Material for the task.
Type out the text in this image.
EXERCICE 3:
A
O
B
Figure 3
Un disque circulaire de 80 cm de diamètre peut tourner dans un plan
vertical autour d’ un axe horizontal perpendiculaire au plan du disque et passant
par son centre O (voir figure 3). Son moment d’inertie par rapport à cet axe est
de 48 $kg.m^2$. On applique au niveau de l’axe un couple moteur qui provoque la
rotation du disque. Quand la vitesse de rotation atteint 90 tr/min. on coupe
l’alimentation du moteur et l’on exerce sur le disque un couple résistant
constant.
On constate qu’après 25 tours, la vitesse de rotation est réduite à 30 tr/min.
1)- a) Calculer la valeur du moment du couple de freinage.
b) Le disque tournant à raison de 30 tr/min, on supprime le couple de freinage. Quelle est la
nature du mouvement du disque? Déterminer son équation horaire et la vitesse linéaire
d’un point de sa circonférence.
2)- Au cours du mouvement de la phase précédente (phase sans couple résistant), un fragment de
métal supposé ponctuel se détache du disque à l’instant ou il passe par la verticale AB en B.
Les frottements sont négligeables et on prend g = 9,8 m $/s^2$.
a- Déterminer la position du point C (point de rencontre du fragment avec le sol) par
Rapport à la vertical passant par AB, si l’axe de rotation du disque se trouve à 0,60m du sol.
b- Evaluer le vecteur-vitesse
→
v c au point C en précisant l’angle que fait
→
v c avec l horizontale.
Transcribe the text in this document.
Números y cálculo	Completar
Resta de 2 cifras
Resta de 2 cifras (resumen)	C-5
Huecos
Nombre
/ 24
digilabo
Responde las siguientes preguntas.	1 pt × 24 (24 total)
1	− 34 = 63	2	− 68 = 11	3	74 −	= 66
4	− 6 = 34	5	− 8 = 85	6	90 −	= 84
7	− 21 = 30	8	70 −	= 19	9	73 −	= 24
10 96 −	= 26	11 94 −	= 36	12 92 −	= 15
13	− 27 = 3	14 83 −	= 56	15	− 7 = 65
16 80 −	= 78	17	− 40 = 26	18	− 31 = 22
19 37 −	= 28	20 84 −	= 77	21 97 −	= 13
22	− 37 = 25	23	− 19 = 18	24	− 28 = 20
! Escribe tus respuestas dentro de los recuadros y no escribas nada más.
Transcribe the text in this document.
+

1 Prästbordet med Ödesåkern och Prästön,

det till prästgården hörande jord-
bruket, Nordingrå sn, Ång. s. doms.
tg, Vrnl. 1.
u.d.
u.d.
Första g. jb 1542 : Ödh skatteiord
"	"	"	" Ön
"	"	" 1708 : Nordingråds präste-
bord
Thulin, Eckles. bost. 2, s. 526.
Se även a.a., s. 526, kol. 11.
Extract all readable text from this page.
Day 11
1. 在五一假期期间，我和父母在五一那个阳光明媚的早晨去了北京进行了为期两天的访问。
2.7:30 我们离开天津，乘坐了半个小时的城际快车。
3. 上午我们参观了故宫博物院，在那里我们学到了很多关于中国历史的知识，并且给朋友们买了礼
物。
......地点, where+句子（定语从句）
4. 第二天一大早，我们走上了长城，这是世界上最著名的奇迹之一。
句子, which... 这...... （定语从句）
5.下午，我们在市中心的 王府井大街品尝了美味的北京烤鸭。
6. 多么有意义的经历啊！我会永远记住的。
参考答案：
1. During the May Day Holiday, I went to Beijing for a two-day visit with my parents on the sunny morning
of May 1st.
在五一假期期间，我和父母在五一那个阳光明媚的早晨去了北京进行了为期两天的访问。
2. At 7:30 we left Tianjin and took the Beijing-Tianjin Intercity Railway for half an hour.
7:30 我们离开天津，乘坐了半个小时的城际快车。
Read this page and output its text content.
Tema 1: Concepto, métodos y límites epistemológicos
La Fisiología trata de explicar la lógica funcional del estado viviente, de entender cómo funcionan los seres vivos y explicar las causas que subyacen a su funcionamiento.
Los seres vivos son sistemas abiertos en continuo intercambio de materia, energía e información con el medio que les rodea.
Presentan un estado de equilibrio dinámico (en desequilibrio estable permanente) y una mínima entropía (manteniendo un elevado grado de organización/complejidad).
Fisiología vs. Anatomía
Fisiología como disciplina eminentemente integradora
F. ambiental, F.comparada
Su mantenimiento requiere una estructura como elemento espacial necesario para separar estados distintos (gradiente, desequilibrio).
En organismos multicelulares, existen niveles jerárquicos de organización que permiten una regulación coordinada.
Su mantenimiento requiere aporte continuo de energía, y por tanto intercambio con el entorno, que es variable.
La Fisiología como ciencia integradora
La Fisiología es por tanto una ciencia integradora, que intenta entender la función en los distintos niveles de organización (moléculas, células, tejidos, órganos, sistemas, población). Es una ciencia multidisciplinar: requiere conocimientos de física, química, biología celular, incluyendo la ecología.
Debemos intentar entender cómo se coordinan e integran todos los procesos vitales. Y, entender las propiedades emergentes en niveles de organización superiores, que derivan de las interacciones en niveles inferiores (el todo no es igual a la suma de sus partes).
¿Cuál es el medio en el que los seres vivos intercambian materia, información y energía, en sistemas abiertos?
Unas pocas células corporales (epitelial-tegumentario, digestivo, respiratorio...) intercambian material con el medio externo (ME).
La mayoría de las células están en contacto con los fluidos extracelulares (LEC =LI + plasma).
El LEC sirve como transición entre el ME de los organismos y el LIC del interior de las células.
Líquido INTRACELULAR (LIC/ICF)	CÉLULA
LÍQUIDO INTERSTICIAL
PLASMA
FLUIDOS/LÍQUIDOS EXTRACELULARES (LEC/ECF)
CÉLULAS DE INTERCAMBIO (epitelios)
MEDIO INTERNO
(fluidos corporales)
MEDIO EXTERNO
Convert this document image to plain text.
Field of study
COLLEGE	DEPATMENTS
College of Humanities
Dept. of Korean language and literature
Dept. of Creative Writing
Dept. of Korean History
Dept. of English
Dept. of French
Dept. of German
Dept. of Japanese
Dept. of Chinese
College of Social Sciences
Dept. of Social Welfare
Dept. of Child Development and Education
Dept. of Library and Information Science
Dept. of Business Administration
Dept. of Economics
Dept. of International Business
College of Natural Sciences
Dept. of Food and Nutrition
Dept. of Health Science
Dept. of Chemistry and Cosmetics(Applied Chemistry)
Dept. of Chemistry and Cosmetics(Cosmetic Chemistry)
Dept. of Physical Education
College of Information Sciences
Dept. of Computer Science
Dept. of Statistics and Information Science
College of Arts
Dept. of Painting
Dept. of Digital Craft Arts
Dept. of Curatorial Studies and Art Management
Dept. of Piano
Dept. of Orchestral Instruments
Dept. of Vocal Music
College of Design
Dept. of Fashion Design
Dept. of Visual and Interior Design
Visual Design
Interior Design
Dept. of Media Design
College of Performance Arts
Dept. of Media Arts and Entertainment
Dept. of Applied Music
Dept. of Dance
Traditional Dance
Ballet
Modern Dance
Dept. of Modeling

The exercise.
Reproduce the material above, every line of it, exactly.

Final answer.
Type out the text in this image.
EXERCICE 3:
A
O
B
Figure 3
Un disque circulaire de 80 cm de diamètre peut tourner dans un plan
vertical autour d’ un axe horizontal perpendiculaire au plan du disque et passant
par son centre O (voir figure 3). Son moment d’inertie par rapport à cet axe est
de 48 $kg.m^2$. On applique au niveau de l’axe un couple moteur qui provoque la
rotation du disque. Quand la vitesse de rotation atteint 90 tr/min. on coupe
l’alimentation du moteur et l’on exerce sur le disque un couple résistant
constant.
On constate qu’après 25 tours, la vitesse de rotation est réduite à 30 tr/min.
1)- a) Calculer la valeur du moment du couple de freinage.
b) Le disque tournant à raison de 30 tr/min, on supprime le couple de freinage. Quelle est la
nature du mouvement du disque? Déterminer son équation horaire et la vitesse linéaire
d’un point de sa circonférence.
2)- Au cours du mouvement de la phase précédente (phase sans couple résistant), un fragment de
métal supposé ponctuel se détache du disque à l’instant ou il passe par la verticale AB en B.
Les frottements sont négligeables et on prend g = 9,8 m $/s^2$.
a- Déterminer la position du point C (point de rencontre du fragment avec le sol) par
Rapport à la vertical passant par AB, si l’axe de rotation du disque se trouve à 0,60m du sol.
b- Evaluer le vecteur-vitesse
→
v c au point C en précisant l’angle que fait
→
v c avec l horizontale.
Transcribe the text in this document.
Números y cálculo	Completar
Resta de 2 cifras
Resta de 2 cifras (resumen)	C-5
Huecos
Nombre
/ 24
digilabo
Responde las siguientes preguntas.	1 pt × 24 (24 total)
1	− 34 = 63	2	− 68 = 11	3	74 −	= 66
4	− 6 = 34	5	− 8 = 85	6	90 −	= 84
7	− 21 = 30	8	70 −	= 19	9	73 −	= 24
10 96 −	= 26	11 94 −	= 36	12 92 −	= 15
13	− 27 = 3	14 83 −	= 56	15	− 7 = 65
16 80 −	= 78	17	− 40 = 26	18	− 31 = 22
19 37 −	= 28	20 84 −	= 77	21 97 −	= 13
22	− 37 = 25	23	− 19 = 18	24	− 28 = 20
! Escribe tus respuestas dentro de los recuadros y no escribas nada más.
Transcribe the text in this document.
+

1 Prästbordet med Ödesåkern och Prästön,

det till prästgården hörande jord-
bruket, Nordingrå sn, Ång. s. doms.
tg, Vrnl. 1.
u.d.
u.d.
Första g. jb 1542 : Ödh skatteiord
"	"	"	" Ön
"	"	" 1708 : Nordingråds präste-
bord
Thulin, Eckles. bost. 2, s. 526.
Se även a.a., s. 526, kol. 11.
Extract all readable text from this page.
Day 11
1. 在五一假期期间，我和父母在五一那个阳光明媚的早晨去了北京进行了为期两天的访问。
2.7:30 我们离开天津，乘坐了半个小时的城际快车。
3. 上午我们参观了故宫博物院，在那里我们学到了很多关于中国历史的知识，并且给朋友们买了礼
物。
......地点, where+句子（定语从句）
4. 第二天一大早，我们走上了长城，这是世界上最著名的奇迹之一。
句子, which... 这...... （定语从句）
5.下午，我们在市中心的 王府井大街品尝了美味的北京烤鸭。
6. 多么有意义的经历啊！我会永远记住的。
参考答案：
1. During the May Day Holiday, I went to Beijing for a two-day visit with my parents on the sunny morning
of May 1st.
在五一假期期间，我和父母在五一那个阳光明媚的早晨去了北京进行了为期两天的访问。
2. At 7:30 we left Tianjin and took the Beijing-Tianjin Intercity Railway for half an hour.
7:30 我们离开天津，乘坐了半个小时的城际快车。
Read this page and output its text content.
Tema 1: Concepto, métodos y límites epistemológicos
La Fisiología trata de explicar la lógica funcional del estado viviente, de entender cómo funcionan los seres vivos y explicar las causas que subyacen a su funcionamiento.
Los seres vivos son sistemas abiertos en continuo intercambio de materia, energía e información con el medio que les rodea.
Presentan un estado de equilibrio dinámico (en desequilibrio estable permanente) y una mínima entropía (manteniendo un elevado grado de organización/complejidad).
Fisiología vs. Anatomía
Fisiología como disciplina eminentemente integradora
F. ambiental, F.comparada
Su mantenimiento requiere una estructura como elemento espacial necesario para separar estados distintos (gradiente, desequilibrio).
En organismos multicelulares, existen niveles jerárquicos de organización que permiten una regulación coordinada.
Su mantenimiento requiere aporte continuo de energía, y por tanto intercambio con el entorno, que es variable.
La Fisiología como ciencia integradora
La Fisiología es por tanto una ciencia integradora, que intenta entender la función en los distintos niveles de organización (moléculas, células, tejidos, órganos, sistemas, población). Es una ciencia multidisciplinar: requiere conocimientos de física, química, biología celular, incluyendo la ecología.
Debemos intentar entender cómo se coordinan e integran todos los procesos vitales. Y, entender las propiedades emergentes en niveles de organización superiores, que derivan de las interacciones en niveles inferiores (el todo no es igual a la suma de sus partes).
¿Cuál es el medio en el que los seres vivos intercambian materia, información y energía, en sistemas abiertos?
Unas pocas células corporales (epitelial-tegumentario, digestivo, respiratorio...) intercambian material con el medio externo (ME).
La mayoría de las células están en contacto con los fluidos extracelulares (LEC =LI + plasma).
El LEC sirve como transición entre el ME de los organismos y el LIC del interior de las células.
Líquido INTRACELULAR (LIC/ICF)	CÉLULA
LÍQUIDO INTERSTICIAL
PLASMA
FLUIDOS/LÍQUIDOS EXTRACELULARES (LEC/ECF)
CÉLULAS DE INTERCAMBIO (epitelios)
MEDIO INTERNO
(fluidos corporales)
MEDIO EXTERNO
Convert this document image to plain text.
Field of study
COLLEGE	DEPATMENTS
College of Humanities
Dept. of Korean language and literature
Dept. of Creative Writing
Dept. of Korean History
Dept. of English
Dept. of French
Dept. of German
Dept. of Japanese
Dept. of Chinese
College of Social Sciences
Dept. of Social Welfare
Dept. of Child Development and Education
Dept. of Library and Information Science
Dept. of Business Administration
Dept. of Economics
Dept. of International Business
College of Natural Sciences
Dept. of Food and Nutrition
Dept. of Health Science
Dept. of Chemistry and Cosmetics(Applied Chemistry)
Dept. of Chemistry and Cosmetics(Cosmetic Chemistry)
Dept. of Physical Education
College of Information Sciences
Dept. of Computer Science
Dept. of Statistics and Information Science
College of Arts
Dept. of Painting
Dept. of Digital Craft Arts
Dept. of Curatorial Studies and Art Management
Dept. of Piano
Dept. of Orchestral Instruments
Dept. of Vocal Music
College of Design
Dept. of Fashion Design
Dept. of Visual and Interior Design
Visual Design
Interior Design
Dept. of Media Design
College of Performance Arts
Dept. of Media Arts and Entertainment
Dept. of Applied Music
Dept. of Dance
Traditional Dance
Ballet
Modern Dance
Dept. of Modeling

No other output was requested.